**What you should do**
Copy out all lines that carry the word "excluding".

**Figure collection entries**
_ _ _ _ _ _ _

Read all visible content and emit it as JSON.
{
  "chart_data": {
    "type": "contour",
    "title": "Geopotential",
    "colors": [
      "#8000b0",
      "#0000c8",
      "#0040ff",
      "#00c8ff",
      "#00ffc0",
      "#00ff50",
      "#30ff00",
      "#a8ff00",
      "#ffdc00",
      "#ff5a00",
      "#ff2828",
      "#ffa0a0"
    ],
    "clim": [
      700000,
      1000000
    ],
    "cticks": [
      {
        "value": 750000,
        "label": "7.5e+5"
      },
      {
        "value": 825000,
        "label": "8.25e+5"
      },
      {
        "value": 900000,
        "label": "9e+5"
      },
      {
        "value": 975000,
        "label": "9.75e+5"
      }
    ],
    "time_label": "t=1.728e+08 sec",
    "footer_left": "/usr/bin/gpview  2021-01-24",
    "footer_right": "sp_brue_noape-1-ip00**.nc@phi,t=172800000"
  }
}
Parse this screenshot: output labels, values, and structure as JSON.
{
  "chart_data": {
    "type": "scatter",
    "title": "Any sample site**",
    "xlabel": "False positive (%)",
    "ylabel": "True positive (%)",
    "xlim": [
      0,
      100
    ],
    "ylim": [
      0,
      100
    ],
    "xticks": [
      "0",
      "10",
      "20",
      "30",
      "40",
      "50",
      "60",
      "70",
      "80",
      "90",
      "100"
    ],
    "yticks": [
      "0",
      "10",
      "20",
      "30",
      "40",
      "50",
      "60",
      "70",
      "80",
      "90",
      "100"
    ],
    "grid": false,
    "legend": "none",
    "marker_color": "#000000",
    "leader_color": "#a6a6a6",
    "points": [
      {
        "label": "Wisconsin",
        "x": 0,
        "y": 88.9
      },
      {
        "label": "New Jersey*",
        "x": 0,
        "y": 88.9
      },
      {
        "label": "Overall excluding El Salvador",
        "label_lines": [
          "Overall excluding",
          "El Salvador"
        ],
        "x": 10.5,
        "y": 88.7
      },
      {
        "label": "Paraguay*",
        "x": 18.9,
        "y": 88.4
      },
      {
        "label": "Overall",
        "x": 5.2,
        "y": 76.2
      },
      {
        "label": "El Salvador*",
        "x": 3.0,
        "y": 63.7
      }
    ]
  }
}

_ _ _ _ _ _ _

**Written answer**
        "label": "Overall excluding El Salvador",
          "Overall excluding",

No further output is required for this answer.